-------- Provided entries --------

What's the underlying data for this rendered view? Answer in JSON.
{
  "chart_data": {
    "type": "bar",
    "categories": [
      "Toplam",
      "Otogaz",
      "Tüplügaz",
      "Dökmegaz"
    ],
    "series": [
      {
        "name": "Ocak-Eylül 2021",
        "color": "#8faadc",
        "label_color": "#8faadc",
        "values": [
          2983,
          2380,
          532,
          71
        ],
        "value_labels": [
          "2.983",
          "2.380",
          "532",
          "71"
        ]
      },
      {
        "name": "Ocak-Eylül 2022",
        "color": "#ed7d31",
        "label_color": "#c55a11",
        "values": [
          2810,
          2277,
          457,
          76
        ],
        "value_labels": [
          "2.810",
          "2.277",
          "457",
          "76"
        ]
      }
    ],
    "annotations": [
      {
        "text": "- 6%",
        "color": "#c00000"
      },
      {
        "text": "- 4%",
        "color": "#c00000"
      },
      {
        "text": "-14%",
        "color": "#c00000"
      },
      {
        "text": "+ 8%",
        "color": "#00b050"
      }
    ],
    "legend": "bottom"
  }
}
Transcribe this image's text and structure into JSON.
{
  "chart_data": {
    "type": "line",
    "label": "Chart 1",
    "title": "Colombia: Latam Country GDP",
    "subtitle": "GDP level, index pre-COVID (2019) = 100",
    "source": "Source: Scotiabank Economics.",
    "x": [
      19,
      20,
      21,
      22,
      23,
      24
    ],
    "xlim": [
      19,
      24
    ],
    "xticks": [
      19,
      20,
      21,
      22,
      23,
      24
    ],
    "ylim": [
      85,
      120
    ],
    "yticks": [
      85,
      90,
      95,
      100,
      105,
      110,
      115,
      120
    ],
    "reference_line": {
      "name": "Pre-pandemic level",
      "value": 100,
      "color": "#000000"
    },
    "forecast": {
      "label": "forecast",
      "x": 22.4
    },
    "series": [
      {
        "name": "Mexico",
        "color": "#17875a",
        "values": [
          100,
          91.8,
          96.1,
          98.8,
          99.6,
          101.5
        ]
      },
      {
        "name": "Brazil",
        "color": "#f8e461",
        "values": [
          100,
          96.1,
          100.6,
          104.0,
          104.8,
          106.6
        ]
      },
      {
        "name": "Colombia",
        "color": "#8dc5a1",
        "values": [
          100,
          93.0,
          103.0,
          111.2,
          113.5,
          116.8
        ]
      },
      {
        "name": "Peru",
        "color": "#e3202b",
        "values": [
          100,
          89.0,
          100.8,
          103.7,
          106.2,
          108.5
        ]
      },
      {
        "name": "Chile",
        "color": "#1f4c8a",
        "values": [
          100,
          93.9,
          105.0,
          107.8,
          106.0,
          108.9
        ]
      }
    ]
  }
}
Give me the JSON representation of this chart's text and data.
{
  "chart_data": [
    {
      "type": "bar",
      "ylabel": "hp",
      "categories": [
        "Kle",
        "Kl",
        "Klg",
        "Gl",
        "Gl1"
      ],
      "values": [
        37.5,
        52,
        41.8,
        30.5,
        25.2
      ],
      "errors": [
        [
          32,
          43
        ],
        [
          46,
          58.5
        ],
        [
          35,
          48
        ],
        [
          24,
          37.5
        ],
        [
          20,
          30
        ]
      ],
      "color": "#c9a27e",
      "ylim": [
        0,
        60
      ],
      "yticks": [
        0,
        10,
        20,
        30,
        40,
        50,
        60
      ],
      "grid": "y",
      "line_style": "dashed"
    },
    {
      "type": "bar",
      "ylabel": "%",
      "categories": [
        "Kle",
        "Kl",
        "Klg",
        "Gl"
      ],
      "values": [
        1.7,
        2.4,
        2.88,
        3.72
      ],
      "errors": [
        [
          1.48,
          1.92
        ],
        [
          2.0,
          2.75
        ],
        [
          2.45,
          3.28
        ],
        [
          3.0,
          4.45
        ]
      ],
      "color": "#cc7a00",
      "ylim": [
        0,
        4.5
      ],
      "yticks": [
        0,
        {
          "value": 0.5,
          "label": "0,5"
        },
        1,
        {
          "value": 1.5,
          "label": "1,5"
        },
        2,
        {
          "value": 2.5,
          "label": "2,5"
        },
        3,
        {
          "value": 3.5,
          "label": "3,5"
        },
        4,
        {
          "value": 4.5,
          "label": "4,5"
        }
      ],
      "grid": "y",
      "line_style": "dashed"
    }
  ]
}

--------

# Requirements:
Read the entries and select each line where the word "text" is found.

# Result of this exercise:
        "text": "- 6%",
        "text": "- 4%",
        "text": "-14%",
        "text": "+ 8%",
Transcribe this image's text and structure into JSON.
Give me the JSON representation of this chart's text and data.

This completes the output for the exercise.